Data for processing
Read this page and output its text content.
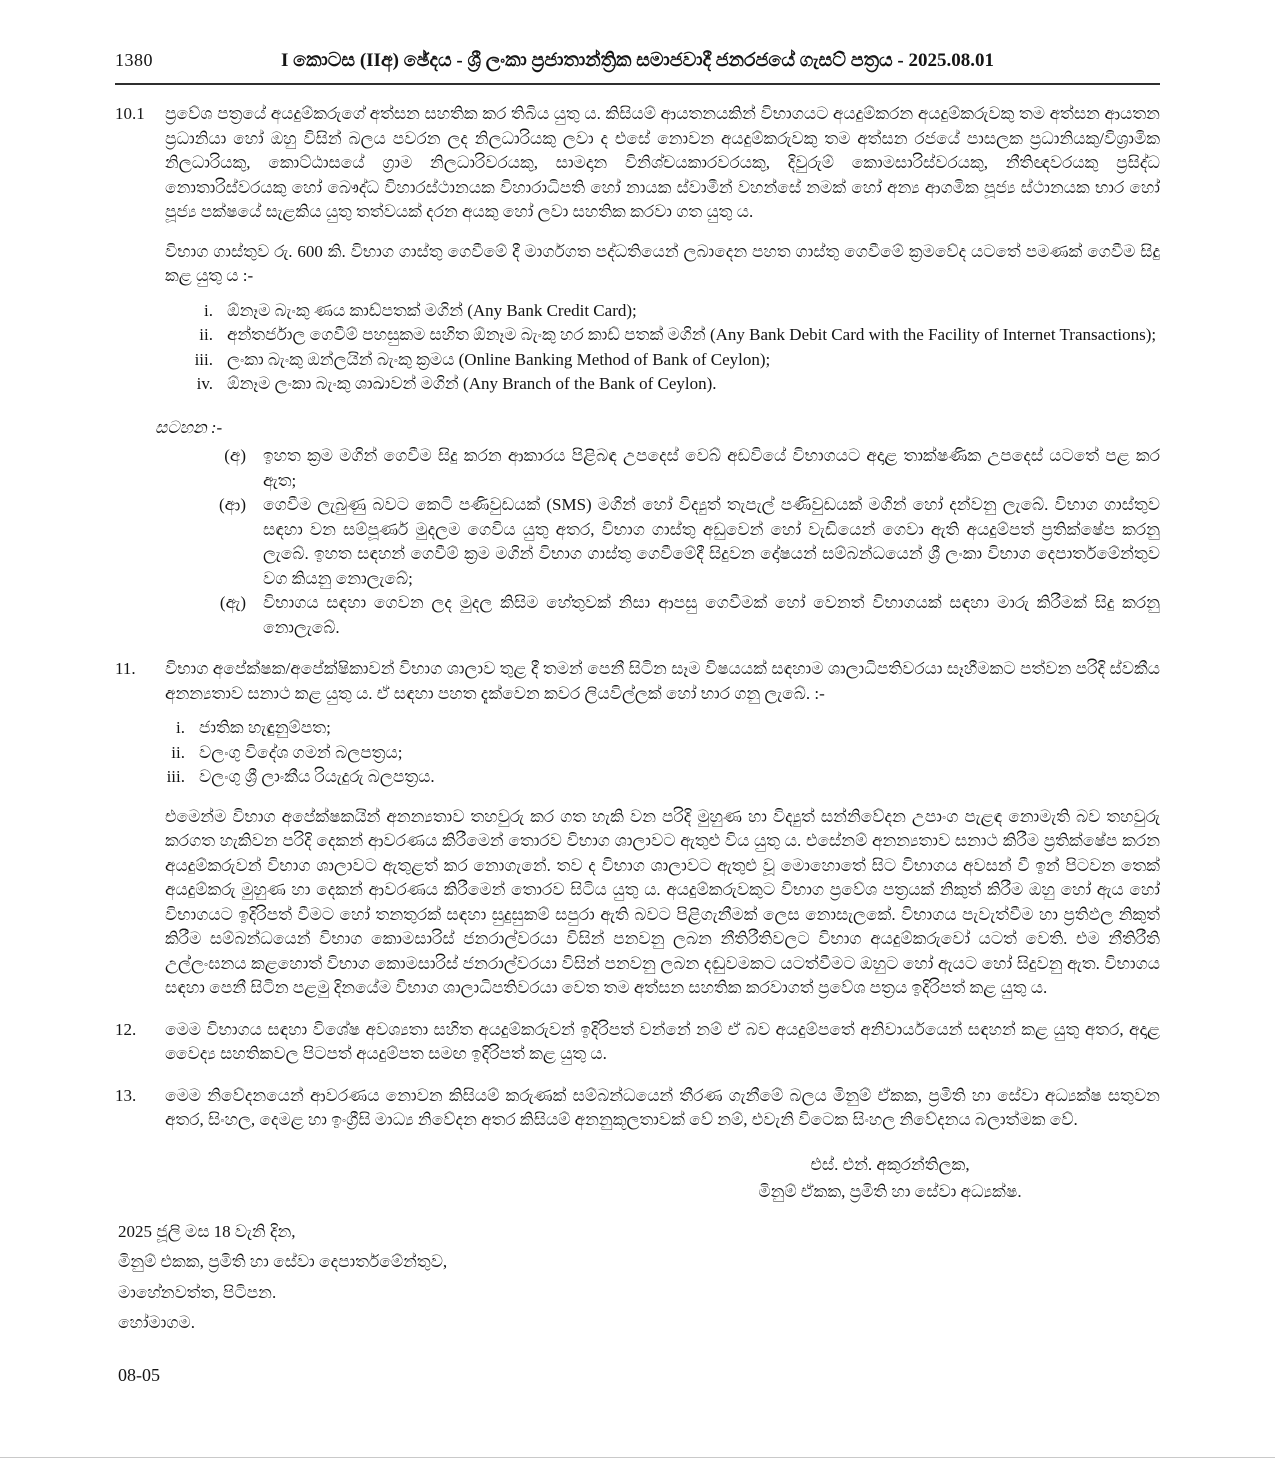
1380	I කොටස (IIඅ) ඡේදය - ශ්‍රී ලංකා ප්‍රජාතාන්ත්‍රික සමාජවාදී ජනරජයේ ගැසට් පත්‍රය - 2025.08.01
10.1	ප්‍රවේශ පත්‍රයේ අයදුම්කරුගේ අත්සන සහතික කර තිබිය යුතු ය. කිසියම් ආයතනයකින් විභාගයට අයදුම්කරන අයදුම්කරුවකු තම අත්සන ආයතන ප්‍රධානියා හෝ ඔහු විසින් බලය පවරන ලද නිලධාරියකු ලවා ද එසේ නොවන අයදුම්කරුවකු තම අත්සන රජයේ පාසලක ප්‍රධානියකු/විශ්‍රාමික නිලධාරියකු, කොට්ඨාසයේ ග්‍රාම නිලධාරිවරයකු, සාමදාන විනිශ්චයකාරවරයකු, දිවුරුම් කොමසාරිස්වරයකු, නීතිඥවරයකු ප්‍රසිද්ධ නොතාරිස්වරයකු හෝ බෞද්ධ විහාරස්ථානයක විහාරාධිපති හෝ නායක ස්වාමීන් වහන්සේ නමක් හෝ අන්‍ය ආගමික පූජ්‍ය ස්ථානයක භාර හෝ පූජ්‍ය පක්ෂයේ සැළකිය යුතු තත්වයක් දරන අයකු හෝ ලවා සහතික කරවා ගත යුතු ය.

විභාග ගාස්තුව රු. 600 කි. විභාග ගාස්තු ගෙවීමේ දී මාර්ගගත පද්ධතියෙන් ලබාදෙන පහත ගාස්තු ගෙවීමේ ක්‍රමවේද යටතේ පමණක් ගෙවීම සිදු කළ යුතු ය :-

i. ඕනෑම බැංකු ණය කාඩ්පතක් මගින් (Any Bank Credit Card);

ii. අන්තර්ජාල ගෙවීම් පහසුකම සහිත ඕනෑම බැංකු හර කාඩ් පතක් මගින් (Any Bank Debit Card with the Facility of Internet Transactions);

iii. ලංකා බැංකු ඔන්ලයින් බැංකු ක්‍රමය (Online Banking Method of Bank of Ceylon);

iv. ඕනෑම ලංකා බැංකු ශාඛාවන් මගින් (Any Branch of the Bank of Ceylon).

සටහන :-
(අ) ඉහත ක්‍රම මගින් ගෙවීම සිදු කරන ආකාරය පිළිබඳ උපදෙස් වෙබ් අඩවියේ විභාගයට අදාළ තාක්ෂණික උපදෙස් යටතේ පළ කර ඇත;

(ආ) ගෙවීම ලැබුණු බවට කෙටි පණිවුඩයක් (SMS) මගින් හෝ විද්‍යුත් තැපැල් පණිවුඩයක් මගින් හෝ දන්වනු ලැබේ. විභාග ගාස්තුව සඳහා වන සම්පූර්ණ මුදලම ගෙවිය යුතු අතර, විභාග ගාස්තු අඩුවෙන් හෝ වැඩියෙන් ගෙවා ඇති අයදුම්පත් ප්‍රතික්ෂේප කරනු ලැබේ. ඉහත සඳහන් ගෙවීම් ක්‍රම මගින් විභාග ගාස්තු ගෙවීමේදී සිදුවන දෝෂයන් සම්බන්ධයෙන් ශ්‍රී ලංකා විභාග දෙපාර්තමේන්තුව වග කියනු නොලැබේ;

(ඇ) විභාගය සඳහා ගෙවන ලද මුදල කිසිම හේතුවක් නිසා ආපසු ගෙවීමක් හෝ වෙනත් විභාගයක් සඳහා මාරු කිරීමක් සිදු කරනු නොලැබේ.

11.	විභාග අපේක්ෂක/අපේක්ෂිකාවන් විභාග ශාලාව තුළ දී තමන් පෙනී සිටින සෑම විෂයයක් සඳහාම ශාලාධිපතිවරයා සෑහීමකට පත්වන පරිදි ස්වකීය අනන්‍යතාව සනාථ කළ යුතු ය. ඒ සඳහා පහත දැක්වෙන කවර ලියවිල්ලක් හෝ භාර ගනු ලැබේ. :-

i. ජාතික හැඳුනුම්පත;

ii. වලංගු විදේශ ගමන් බලපත්‍රය;

iii. වලංගු ශ්‍රී ලාංකීය රියැදුරු බලපත්‍රය.

එමෙන්ම විභාග අපේක්ෂකයින් අනන්‍යතාව තහවුරු කර ගත හැකි වන පරිදි මුහුණ හා විද්‍යුත් සන්නිවේදන උපාංග පැළඳ නොමැති බව තහවුරු කරගත හැකිවන පරිදි දෙකන් ආවරණය කිරීමෙන් තොරව විභාග ශාලාවට ඇතුළු විය යුතු ය. එසේනම් අනන්‍යතාව සනාථ කිරීම ප්‍රතික්ෂේප කරන අයදුම්කරුවන් විභාග ශාලාවට ඇතුළත් කර නොගැනේ. තව ද විභාග ශාලාවට ඇතුළු වූ මොහොතේ සිට විභාගය අවසන් වී ඉන් පිටවන තෙක් අයදුම්කරු මුහුණ හා දෙකන් ආවරණය කිරීමෙන් තොරව සිටිය යුතු ය. අයදුම්කරුවකුට විභාග ප්‍රවේශ පත්‍රයක් නිකුත් කිරීම ඔහු හෝ ඇය හෝ විභාගයට ඉදිරිපත් වීමට හෝ තනතුරක් සඳහා සුදුසුකම් සපුරා ඇති බවට පිළිගැනීමක් ලෙස නොසැලකේ. විභාගය පැවැත්වීම හා ප්‍රතිඵල නිකුත් කිරීම සම්බන්ධයෙන් විභාග කොමසාරිස් ජනරාල්වරයා විසින් පනවනු ලබන නීතිරීතිවලට විභාග අයදුම්කරුවෝ යටත් වෙති. එම නීතිරීති උල්ලංඝනය කළහොත් විභාග කොමසාරිස් ජනරාල්වරයා විසින් පනවනු ලබන දඬුවමකට යටත්වීමට ඔහුට හෝ ඇයට හෝ සිදුවනු ඇත. විභාගය සඳහා පෙනී සිටින පළමු දිනයේම විභාග ශාලාධිපතිවරයා වෙත තම අත්සන සහතික කරවාගත් ප්‍රවේශ පත්‍රය ඉදිරිපත් කළ යුතු ය.

12.	මෙම විභාගය සඳහා විශේෂ අවශ්‍යතා සහිත අයදුම්කරුවන් ඉදිරිපත් වන්නේ නම් ඒ බව අයදුම්පතේ අනිවාර්යයෙන් සඳහන් කළ යුතු අතර, අදාළ වෛද්‍ය සහතිකවල පිටපත් අයදුම්පත සමඟ ඉදිරිපත් කළ යුතු ය.

13.	මෙම නිවේදනයෙන් ආවරණය නොවන කිසියම් කරුණක් සම්බන්ධයෙන් තීරණ ගැනීමේ බලය මිනුම් ඒකක, ප්‍රමිති හා සේවා අධ්‍යක්ෂ සතුවන අතර, සිංහල, දෙමළ හා ඉංග්‍රීසි මාධ්‍ය නිවේදන අතර කිසියම් අනනුකූලතාවක් වේ නම්, එවැනි විටෙක සිංහල නිවේදනය බලාත්මක වේ.

එස්. එන්. අකුරන්තිලක,
මිනුම් ඒකක, ප්‍රමිති හා සේවා අධ්‍යක්ෂ.
2025 ජූලි මස 18 වැනි දින,
මිනුම් එකක, ප්‍රමිති හා සේවා දෙපාර්තමේන්තුව,
මාහේනවත්ත, පිටිපන.
හෝමාගම.
08-05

Task objective
Read the entries above, then pull out the lines that include "Ceylon".

Task output
iii. ලංකා බැංකු ඔන්ලයින් බැංකු ක්‍රමය (Online Banking Method of Bank of Ceylon);
iv. ඕනෑම ලංකා බැංකු ශාඛාවන් මගින් (Any Branch of the Bank of Ceylon).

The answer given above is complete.